[start of Excerpted records]

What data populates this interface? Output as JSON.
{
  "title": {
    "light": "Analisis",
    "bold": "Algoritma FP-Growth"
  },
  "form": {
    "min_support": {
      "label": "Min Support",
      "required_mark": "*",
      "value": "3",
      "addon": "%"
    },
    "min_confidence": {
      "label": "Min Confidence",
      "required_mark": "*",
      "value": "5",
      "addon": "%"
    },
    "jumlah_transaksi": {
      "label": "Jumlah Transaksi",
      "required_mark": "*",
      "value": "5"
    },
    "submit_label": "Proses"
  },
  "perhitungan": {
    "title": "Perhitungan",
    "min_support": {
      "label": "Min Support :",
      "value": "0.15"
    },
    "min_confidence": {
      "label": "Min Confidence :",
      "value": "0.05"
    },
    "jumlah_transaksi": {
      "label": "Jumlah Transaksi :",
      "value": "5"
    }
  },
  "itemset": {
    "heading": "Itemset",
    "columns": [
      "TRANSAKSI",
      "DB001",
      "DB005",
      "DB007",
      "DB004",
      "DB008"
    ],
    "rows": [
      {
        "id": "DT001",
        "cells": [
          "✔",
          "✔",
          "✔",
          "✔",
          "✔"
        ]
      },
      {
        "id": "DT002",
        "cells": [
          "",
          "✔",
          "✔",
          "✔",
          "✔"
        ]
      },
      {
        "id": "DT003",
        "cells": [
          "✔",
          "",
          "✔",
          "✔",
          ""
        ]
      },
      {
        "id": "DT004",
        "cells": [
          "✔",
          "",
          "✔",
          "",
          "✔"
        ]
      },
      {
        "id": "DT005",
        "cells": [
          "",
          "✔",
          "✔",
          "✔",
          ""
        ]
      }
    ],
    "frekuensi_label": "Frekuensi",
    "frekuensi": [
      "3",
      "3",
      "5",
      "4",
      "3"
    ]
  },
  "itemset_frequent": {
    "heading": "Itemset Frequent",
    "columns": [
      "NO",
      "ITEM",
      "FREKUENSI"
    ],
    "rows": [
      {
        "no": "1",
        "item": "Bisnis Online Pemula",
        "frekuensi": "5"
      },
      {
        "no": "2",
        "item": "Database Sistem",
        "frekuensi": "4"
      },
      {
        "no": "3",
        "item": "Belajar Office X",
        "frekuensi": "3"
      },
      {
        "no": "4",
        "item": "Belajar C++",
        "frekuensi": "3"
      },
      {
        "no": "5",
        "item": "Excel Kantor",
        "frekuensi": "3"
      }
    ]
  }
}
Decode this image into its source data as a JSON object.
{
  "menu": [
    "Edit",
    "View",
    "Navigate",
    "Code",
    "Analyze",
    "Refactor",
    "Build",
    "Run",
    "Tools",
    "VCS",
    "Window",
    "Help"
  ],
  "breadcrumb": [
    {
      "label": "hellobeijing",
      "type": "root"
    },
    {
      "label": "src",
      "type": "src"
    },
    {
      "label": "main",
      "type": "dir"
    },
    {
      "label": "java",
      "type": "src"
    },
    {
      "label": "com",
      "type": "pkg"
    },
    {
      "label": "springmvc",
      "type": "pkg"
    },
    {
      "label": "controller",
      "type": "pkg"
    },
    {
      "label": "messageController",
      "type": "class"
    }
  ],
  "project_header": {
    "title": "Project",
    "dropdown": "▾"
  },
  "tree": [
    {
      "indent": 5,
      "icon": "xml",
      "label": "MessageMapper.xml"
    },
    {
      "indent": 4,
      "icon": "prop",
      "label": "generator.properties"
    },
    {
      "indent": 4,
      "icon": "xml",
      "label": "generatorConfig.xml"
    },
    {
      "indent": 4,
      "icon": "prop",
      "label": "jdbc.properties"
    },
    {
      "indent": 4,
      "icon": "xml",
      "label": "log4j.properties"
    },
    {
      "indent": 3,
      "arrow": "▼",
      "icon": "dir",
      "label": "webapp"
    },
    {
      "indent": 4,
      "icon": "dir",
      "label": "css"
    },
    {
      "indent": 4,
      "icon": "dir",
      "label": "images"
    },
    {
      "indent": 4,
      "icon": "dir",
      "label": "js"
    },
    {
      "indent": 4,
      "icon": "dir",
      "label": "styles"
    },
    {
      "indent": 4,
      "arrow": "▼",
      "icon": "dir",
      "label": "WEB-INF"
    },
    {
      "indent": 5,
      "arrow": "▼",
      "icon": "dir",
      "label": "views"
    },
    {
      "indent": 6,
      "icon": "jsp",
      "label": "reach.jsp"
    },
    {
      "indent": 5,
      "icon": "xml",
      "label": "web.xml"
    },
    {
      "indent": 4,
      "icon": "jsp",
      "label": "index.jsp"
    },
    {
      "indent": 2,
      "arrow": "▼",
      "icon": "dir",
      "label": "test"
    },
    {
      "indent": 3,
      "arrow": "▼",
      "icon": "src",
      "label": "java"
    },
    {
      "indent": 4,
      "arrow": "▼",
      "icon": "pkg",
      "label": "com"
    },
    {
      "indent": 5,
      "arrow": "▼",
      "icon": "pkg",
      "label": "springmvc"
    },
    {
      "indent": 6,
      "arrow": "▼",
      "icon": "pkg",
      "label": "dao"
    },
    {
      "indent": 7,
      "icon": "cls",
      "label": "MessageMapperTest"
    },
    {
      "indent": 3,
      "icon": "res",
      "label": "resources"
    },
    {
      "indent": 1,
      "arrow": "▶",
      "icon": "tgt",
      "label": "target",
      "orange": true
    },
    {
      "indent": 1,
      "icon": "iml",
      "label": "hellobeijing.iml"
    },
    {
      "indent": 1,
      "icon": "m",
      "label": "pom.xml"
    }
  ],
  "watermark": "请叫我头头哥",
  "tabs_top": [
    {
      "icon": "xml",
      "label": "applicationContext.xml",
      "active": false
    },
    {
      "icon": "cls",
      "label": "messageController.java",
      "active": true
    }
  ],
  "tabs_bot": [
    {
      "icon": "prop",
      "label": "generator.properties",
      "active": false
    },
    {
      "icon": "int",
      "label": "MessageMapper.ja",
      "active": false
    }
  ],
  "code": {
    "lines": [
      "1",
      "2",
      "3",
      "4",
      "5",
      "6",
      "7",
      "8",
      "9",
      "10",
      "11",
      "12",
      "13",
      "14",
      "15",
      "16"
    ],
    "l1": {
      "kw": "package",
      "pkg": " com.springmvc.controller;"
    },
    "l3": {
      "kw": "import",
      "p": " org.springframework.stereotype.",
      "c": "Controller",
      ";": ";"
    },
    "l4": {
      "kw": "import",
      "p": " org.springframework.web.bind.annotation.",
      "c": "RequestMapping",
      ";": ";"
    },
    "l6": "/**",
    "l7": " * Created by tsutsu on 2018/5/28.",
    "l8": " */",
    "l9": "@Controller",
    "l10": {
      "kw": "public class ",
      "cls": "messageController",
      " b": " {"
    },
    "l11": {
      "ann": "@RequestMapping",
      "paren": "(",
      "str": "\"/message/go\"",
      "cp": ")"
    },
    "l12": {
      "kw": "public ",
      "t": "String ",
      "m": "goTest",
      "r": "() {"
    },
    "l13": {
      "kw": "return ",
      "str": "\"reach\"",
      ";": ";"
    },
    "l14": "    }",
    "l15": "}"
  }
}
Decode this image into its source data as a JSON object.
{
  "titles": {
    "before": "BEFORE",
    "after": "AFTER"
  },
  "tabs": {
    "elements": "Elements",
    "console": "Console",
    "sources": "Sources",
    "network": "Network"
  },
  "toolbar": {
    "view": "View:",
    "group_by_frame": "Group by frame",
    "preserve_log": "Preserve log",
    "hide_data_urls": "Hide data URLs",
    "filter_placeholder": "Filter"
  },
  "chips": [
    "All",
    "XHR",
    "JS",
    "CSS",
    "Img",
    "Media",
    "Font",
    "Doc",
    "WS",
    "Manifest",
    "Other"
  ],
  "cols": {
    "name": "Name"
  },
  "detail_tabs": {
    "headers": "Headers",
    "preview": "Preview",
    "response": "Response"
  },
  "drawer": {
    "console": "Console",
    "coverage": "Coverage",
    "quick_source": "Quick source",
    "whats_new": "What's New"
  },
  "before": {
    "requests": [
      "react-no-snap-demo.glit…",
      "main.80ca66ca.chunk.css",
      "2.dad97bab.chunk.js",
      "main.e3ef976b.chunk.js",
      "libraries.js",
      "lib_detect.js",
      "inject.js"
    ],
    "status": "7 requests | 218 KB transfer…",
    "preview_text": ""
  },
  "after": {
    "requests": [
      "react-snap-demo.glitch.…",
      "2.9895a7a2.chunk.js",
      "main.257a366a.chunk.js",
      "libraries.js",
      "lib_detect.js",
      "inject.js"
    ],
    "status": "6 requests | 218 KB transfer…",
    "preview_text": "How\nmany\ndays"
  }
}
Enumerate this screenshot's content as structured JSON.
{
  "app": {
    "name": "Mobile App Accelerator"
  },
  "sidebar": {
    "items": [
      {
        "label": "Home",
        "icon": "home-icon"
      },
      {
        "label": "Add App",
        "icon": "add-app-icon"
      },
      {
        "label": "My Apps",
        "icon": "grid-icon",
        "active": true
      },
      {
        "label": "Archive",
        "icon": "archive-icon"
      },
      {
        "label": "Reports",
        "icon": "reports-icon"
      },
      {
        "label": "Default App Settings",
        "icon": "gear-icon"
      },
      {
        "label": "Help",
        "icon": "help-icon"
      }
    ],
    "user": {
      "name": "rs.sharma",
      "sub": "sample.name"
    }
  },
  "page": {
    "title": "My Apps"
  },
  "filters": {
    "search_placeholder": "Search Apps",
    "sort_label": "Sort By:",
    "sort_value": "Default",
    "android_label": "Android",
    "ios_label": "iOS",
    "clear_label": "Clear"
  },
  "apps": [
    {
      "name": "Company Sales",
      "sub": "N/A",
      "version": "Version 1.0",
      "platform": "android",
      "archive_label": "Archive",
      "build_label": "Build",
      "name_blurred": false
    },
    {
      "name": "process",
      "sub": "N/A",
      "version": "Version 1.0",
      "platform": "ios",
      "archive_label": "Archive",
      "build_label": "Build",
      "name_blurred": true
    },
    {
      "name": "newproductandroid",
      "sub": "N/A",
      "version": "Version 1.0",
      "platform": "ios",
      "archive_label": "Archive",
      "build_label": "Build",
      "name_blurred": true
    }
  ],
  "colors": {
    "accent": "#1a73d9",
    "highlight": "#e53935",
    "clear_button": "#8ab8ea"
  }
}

[end of Excerpted records]

[Description of the task]
Write out every line of the entries that holds the word "demo".

[Task solution]
      "react-no-snap-demo.glit…",
      "react-snap-demo.glitch.…",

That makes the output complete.